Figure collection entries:
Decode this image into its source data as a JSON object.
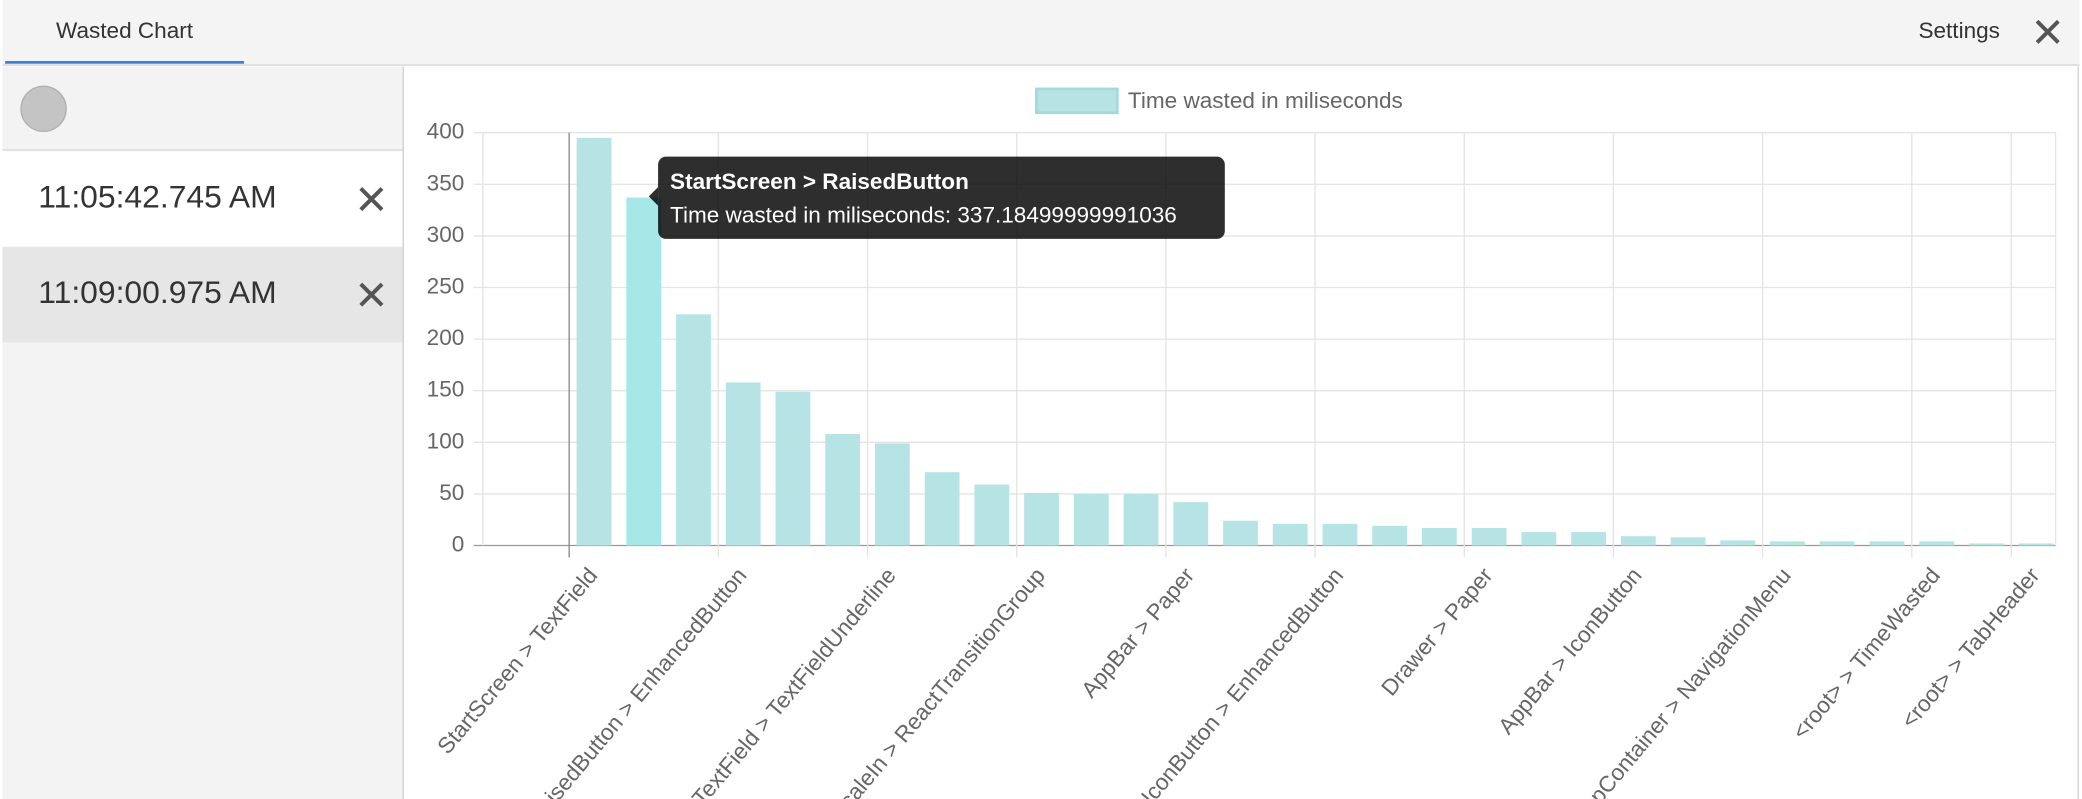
{
  "header": {
    "tab": "Wasted Chart",
    "settings": "Settings"
  },
  "sessions": [
    "11:05:42.745 AM",
    "11:09:00.975 AM"
  ],
  "chart_data": {
    "type": "bar",
    "categories": [
      "StartScreen > TextField",
      null,
      null,
      "RaisedButton > EnhancedButton",
      null,
      null,
      "TextField > TextFieldUnderline",
      null,
      null,
      "ScaleIn > ReactTransitionGroup",
      null,
      null,
      "AppBar > Paper",
      null,
      null,
      "IconButton > EnhancedButton",
      null,
      null,
      "Drawer > Paper",
      null,
      null,
      "AppBar > IconButton",
      null,
      null,
      "AppContainer > NavigationMenu",
      null,
      null,
      "<root> > TimeWasted",
      null,
      "<root> > TabHeader"
    ],
    "series": [
      {
        "name": "Time wasted in miliseconds",
        "color": "#b6e4e5",
        "values": [
          395,
          337.18499999991036,
          224,
          158,
          149,
          108,
          99,
          71,
          59,
          51,
          50,
          50,
          42,
          24,
          21,
          21,
          19,
          17,
          17,
          13,
          13,
          9,
          8,
          5,
          4,
          4,
          4,
          4,
          2,
          2
        ]
      }
    ],
    "ylim": [
      0,
      400
    ],
    "yticks": [
      0,
      50,
      100,
      150,
      200,
      250,
      300,
      350,
      400
    ],
    "grid": true,
    "legend": "top"
  },
  "tooltip": {
    "title": "StartScreen > RaisedButton",
    "label": "Time wasted in miliseconds: 337.18499999991036"
  }
}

◆ **Problem requirements**
Without the pictures, print the whole listing exactly as given.

◆ **Answer**
Decode this image into its source data as a JSON object.
{
  "header": {
    "tab": "Wasted Chart",
    "settings": "Settings"
  },
  "sessions": [
    "11:05:42.745 AM",
    "11:09:00.975 AM"
  ],
  "chart_data": {
    "type": "bar",
    "categories": [
      "StartScreen > TextField",
      null,
      null,
      "RaisedButton > EnhancedButton",
      null,
      null,
      "TextField > TextFieldUnderline",
      null,
      null,
      "ScaleIn > ReactTransitionGroup",
      null,
      null,
      "AppBar > Paper",
      null,
      null,
      "IconButton > EnhancedButton",
      null,
      null,
      "Drawer > Paper",
      null,
      null,
      "AppBar > IconButton",
      null,
      null,
      "AppContainer > NavigationMenu",
      null,
      null,
      "<root> > TimeWasted",
      null,
      "<root> > TabHeader"
    ],
    "series": [
      {
        "name": "Time wasted in miliseconds",
        "color": "#b6e4e5",
        "values": [
          395,
          337.18499999991036,
          224,
          158,
          149,
          108,
          99,
          71,
          59,
          51,
          50,
          50,
          42,
          24,
          21,
          21,
          19,
          17,
          17,
          13,
          13,
          9,
          8,
          5,
          4,
          4,
          4,
          4,
          2,
          2
        ]
      }
    ],
    "ylim": [
      0,
      400
    ],
    "yticks": [
      0,
      50,
      100,
      150,
      200,
      250,
      300,
      350,
      400
    ],
    "grid": true,
    "legend": "top"
  },
  "tooltip": {
    "title": "StartScreen > RaisedButton",
    "label": "Time wasted in miliseconds: 337.18499999991036"
  }
}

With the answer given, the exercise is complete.